— Start of Materials provided —
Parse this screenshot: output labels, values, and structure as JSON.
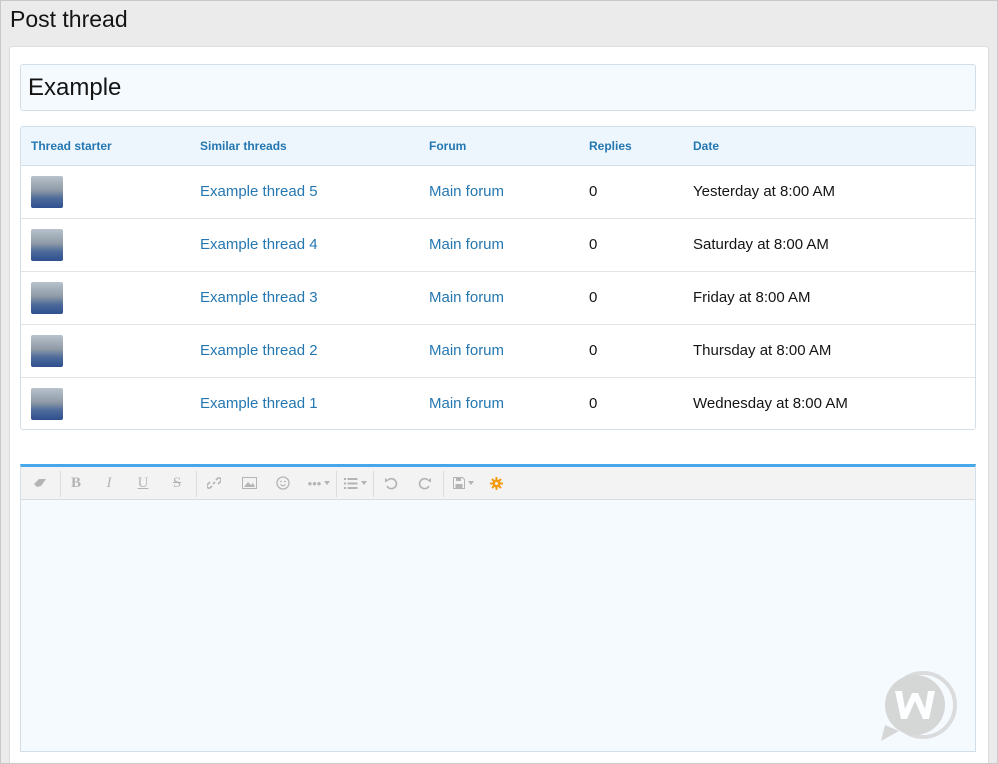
{
  "page": {
    "title": "Post thread"
  },
  "thread": {
    "title_value": "Example"
  },
  "similar_threads": {
    "columns": {
      "starter": "Thread starter",
      "similar": "Similar threads",
      "forum": "Forum",
      "replies": "Replies",
      "date": "Date"
    },
    "rows": [
      {
        "title": "Example thread 5",
        "forum": "Main forum",
        "replies": "0",
        "date": "Yesterday at 8:00 AM"
      },
      {
        "title": "Example thread 4",
        "forum": "Main forum",
        "replies": "0",
        "date": "Saturday at 8:00 AM"
      },
      {
        "title": "Example thread 3",
        "forum": "Main forum",
        "replies": "0",
        "date": "Friday at 8:00 AM"
      },
      {
        "title": "Example thread 2",
        "forum": "Main forum",
        "replies": "0",
        "date": "Thursday at 8:00 AM"
      },
      {
        "title": "Example thread 1",
        "forum": "Main forum",
        "replies": "0",
        "date": "Wednesday at 8:00 AM"
      }
    ]
  },
  "editor": {
    "toolbar": [
      "eraser-icon",
      "bold-icon",
      "italic-icon",
      "underline-icon",
      "strikethrough-icon",
      "link-icon",
      "image-icon",
      "smilie-icon",
      "more-icon",
      "list-icon",
      "undo-icon",
      "redo-icon",
      "save-draft-icon",
      "settings-gear-icon"
    ],
    "accent_color": "#47a7eb",
    "gear_color": "#f39c12"
  },
  "colors": {
    "link": "#2577b1",
    "header_bg": "#edf6fd",
    "input_bg": "#f5faff"
  }
}
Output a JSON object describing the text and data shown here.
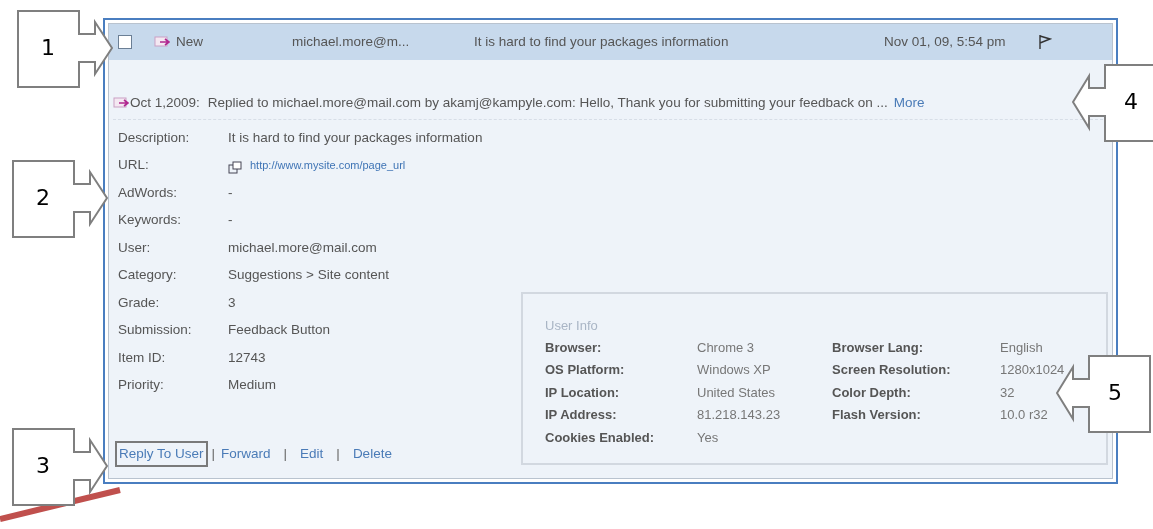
{
  "message": {
    "checked": false,
    "status": "New",
    "sender": "michael.more@m...",
    "subject": "It is hard to find your packages information",
    "date": "Nov 01, 09, 5:54 pm"
  },
  "reply": {
    "date": "Oct 1,2009:",
    "text": "Replied to michael.more@mail.com by akamj@kampyle.com: Hello, Thank you for submitting your feedback on ...",
    "more": "More"
  },
  "fields": [
    {
      "label": "Description:",
      "value": "It is hard to find your packages information",
      "kind": "text"
    },
    {
      "label": "URL:",
      "value": "http://www.mysite.com/page_url",
      "kind": "link"
    },
    {
      "label": "AdWords:",
      "value": "-",
      "kind": "text"
    },
    {
      "label": "Keywords:",
      "value": "-",
      "kind": "text"
    },
    {
      "label": "User:",
      "value": "michael.more@mail.com",
      "kind": "text"
    },
    {
      "label": "Category:",
      "value": "Suggestions > Site content",
      "kind": "text"
    },
    {
      "label": "Grade:",
      "value": "3",
      "kind": "text"
    },
    {
      "label": "Submission:",
      "value": "Feedback Button",
      "kind": "text"
    },
    {
      "label": "Item ID:",
      "value": "12743",
      "kind": "text"
    },
    {
      "label": "Priority:",
      "value": "Medium",
      "kind": "text"
    }
  ],
  "user_info": {
    "title": "User Info",
    "items": [
      {
        "label": "Browser:",
        "value": "Chrome 3"
      },
      {
        "label": "Browser Lang:",
        "value": "English"
      },
      {
        "label": "OS Platform:",
        "value": "Windows XP"
      },
      {
        "label": "Screen Resolution:",
        "value": "1280x1024"
      },
      {
        "label": "IP Location:",
        "value": "United States"
      },
      {
        "label": "Color Depth:",
        "value": "32"
      },
      {
        "label": "IP Address:",
        "value": "81.218.143.23"
      },
      {
        "label": "Flash Version:",
        "value": "10.0 r32"
      },
      {
        "label": "Cookies Enabled:",
        "value": "Yes"
      }
    ]
  },
  "actions": [
    {
      "label": "Reply To User",
      "highlighted": true
    },
    {
      "label": "Forward",
      "highlighted": false
    },
    {
      "label": "Edit",
      "highlighted": false
    },
    {
      "label": "Delete",
      "highlighted": false
    }
  ],
  "separator": "|",
  "callouts": [
    {
      "number": "1",
      "kind": "rightward"
    },
    {
      "number": "2",
      "kind": "rightward"
    },
    {
      "number": "3",
      "kind": "rightward"
    },
    {
      "number": "4",
      "kind": "leftward"
    },
    {
      "number": "5",
      "kind": "leftward"
    }
  ]
}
— End of Materials provided —
Where a line contains the string "Example", extract that line.

-- Complete response --
    "title_value": "Example"
        "title": "Example thread 5",
        "title": "Example thread 4",
        "title": "Example thread 3",
        "title": "Example thread 2",
        "title": "Example thread 1",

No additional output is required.